• STATED GOAL: Take the data that follows and retype it word for word.

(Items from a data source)
:::
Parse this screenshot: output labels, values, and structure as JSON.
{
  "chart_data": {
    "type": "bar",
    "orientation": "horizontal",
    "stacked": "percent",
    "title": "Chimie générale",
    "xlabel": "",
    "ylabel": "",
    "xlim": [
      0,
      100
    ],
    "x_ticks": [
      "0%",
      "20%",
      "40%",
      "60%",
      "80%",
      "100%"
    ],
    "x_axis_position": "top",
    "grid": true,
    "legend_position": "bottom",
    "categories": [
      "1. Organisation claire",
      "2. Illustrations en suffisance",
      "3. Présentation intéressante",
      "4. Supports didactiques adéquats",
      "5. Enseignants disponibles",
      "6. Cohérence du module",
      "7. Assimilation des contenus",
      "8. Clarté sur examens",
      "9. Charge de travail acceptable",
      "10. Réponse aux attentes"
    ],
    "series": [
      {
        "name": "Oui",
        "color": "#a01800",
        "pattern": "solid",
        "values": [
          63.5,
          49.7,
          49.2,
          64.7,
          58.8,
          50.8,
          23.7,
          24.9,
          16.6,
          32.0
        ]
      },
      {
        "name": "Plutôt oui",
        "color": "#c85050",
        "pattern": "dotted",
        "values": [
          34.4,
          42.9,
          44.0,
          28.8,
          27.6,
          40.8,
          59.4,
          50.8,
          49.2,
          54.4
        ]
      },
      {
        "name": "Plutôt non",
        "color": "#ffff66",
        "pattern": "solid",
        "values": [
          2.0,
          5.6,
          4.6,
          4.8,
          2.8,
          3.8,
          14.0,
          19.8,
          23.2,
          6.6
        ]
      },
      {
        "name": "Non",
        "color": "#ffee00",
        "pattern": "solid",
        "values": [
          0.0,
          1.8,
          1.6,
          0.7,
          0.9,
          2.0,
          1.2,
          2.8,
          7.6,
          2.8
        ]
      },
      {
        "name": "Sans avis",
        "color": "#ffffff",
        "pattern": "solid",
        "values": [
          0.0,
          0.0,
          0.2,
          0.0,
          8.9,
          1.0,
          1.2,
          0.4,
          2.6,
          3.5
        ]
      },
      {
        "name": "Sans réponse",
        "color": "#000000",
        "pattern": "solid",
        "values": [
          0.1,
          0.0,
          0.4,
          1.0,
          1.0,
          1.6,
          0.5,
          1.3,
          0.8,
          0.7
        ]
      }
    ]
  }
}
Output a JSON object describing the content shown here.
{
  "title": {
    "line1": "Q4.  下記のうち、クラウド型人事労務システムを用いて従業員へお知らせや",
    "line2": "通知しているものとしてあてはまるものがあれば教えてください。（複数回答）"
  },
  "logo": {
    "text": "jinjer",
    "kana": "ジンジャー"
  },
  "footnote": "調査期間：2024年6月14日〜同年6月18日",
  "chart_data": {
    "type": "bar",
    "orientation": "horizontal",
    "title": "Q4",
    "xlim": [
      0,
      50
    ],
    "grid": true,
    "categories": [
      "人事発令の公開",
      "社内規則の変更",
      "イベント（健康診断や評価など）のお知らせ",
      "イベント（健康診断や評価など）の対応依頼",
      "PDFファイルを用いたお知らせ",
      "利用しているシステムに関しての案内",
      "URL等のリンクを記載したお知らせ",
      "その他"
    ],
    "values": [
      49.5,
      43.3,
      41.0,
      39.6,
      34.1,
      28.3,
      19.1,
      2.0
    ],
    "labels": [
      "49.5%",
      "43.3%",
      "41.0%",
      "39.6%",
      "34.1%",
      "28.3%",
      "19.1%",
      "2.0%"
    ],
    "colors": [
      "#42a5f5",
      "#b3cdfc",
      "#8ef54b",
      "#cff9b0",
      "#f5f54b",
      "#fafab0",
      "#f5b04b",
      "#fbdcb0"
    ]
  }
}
:::
• ANSWER TO THE TASK:
Parse this screenshot: output labels, values, and structure as JSON.
{
  "chart_data": {
    "type": "bar",
    "orientation": "horizontal",
    "stacked": "percent",
    "title": "Chimie générale",
    "xlabel": "",
    "ylabel": "",
    "xlim": [
      0,
      100
    ],
    "x_ticks": [
      "0%",
      "20%",
      "40%",
      "60%",
      "80%",
      "100%"
    ],
    "x_axis_position": "top",
    "grid": true,
    "legend_position": "bottom",
    "categories": [
      "1. Organisation claire",
      "2. Illustrations en suffisance",
      "3. Présentation intéressante",
      "4. Supports didactiques adéquats",
      "5. Enseignants disponibles",
      "6. Cohérence du module",
      "7. Assimilation des contenus",
      "8. Clarté sur examens",
      "9. Charge de travail acceptable",
      "10. Réponse aux attentes"
    ],
    "series": [
      {
        "name": "Oui",
        "color": "#a01800",
        "pattern": "solid",
        "values": [
          63.5,
          49.7,
          49.2,
          64.7,
          58.8,
          50.8,
          23.7,
          24.9,
          16.6,
          32.0
        ]
      },
      {
        "name": "Plutôt oui",
        "color": "#c85050",
        "pattern": "dotted",
        "values": [
          34.4,
          42.9,
          44.0,
          28.8,
          27.6,
          40.8,
          59.4,
          50.8,
          49.2,
          54.4
        ]
      },
      {
        "name": "Plutôt non",
        "color": "#ffff66",
        "pattern": "solid",
        "values": [
          2.0,
          5.6,
          4.6,
          4.8,
          2.8,
          3.8,
          14.0,
          19.8,
          23.2,
          6.6
        ]
      },
      {
        "name": "Non",
        "color": "#ffee00",
        "pattern": "solid",
        "values": [
          0.0,
          1.8,
          1.6,
          0.7,
          0.9,
          2.0,
          1.2,
          2.8,
          7.6,
          2.8
        ]
      },
      {
        "name": "Sans avis",
        "color": "#ffffff",
        "pattern": "solid",
        "values": [
          0.0,
          0.0,
          0.2,
          0.0,
          8.9,
          1.0,
          1.2,
          0.4,
          2.6,
          3.5
        ]
      },
      {
        "name": "Sans réponse",
        "color": "#000000",
        "pattern": "solid",
        "values": [
          0.1,
          0.0,
          0.4,
          1.0,
          1.0,
          1.6,
          0.5,
          1.3,
          0.8,
          0.7
        ]
      }
    ]
  }
}
Output a JSON object describing the content shown here.
{
  "title": {
    "line1": "Q4.  下記のうち、クラウド型人事労務システムを用いて従業員へお知らせや",
    "line2": "通知しているものとしてあてはまるものがあれば教えてください。（複数回答）"
  },
  "logo": {
    "text": "jinjer",
    "kana": "ジンジャー"
  },
  "footnote": "調査期間：2024年6月14日〜同年6月18日",
  "chart_data": {
    "type": "bar",
    "orientation": "horizontal",
    "title": "Q4",
    "xlim": [
      0,
      50
    ],
    "grid": true,
    "categories": [
      "人事発令の公開",
      "社内規則の変更",
      "イベント（健康診断や評価など）のお知らせ",
      "イベント（健康診断や評価など）の対応依頼",
      "PDFファイルを用いたお知らせ",
      "利用しているシステムに関しての案内",
      "URL等のリンクを記載したお知らせ",
      "その他"
    ],
    "values": [
      49.5,
      43.3,
      41.0,
      39.6,
      34.1,
      28.3,
      19.1,
      2.0
    ],
    "labels": [
      "49.5%",
      "43.3%",
      "41.0%",
      "39.6%",
      "34.1%",
      "28.3%",
      "19.1%",
      "2.0%"
    ],
    "colors": [
      "#42a5f5",
      "#b3cdfc",
      "#8ef54b",
      "#cff9b0",
      "#f5f54b",
      "#fafab0",
      "#f5b04b",
      "#fbdcb0"
    ]
  }
}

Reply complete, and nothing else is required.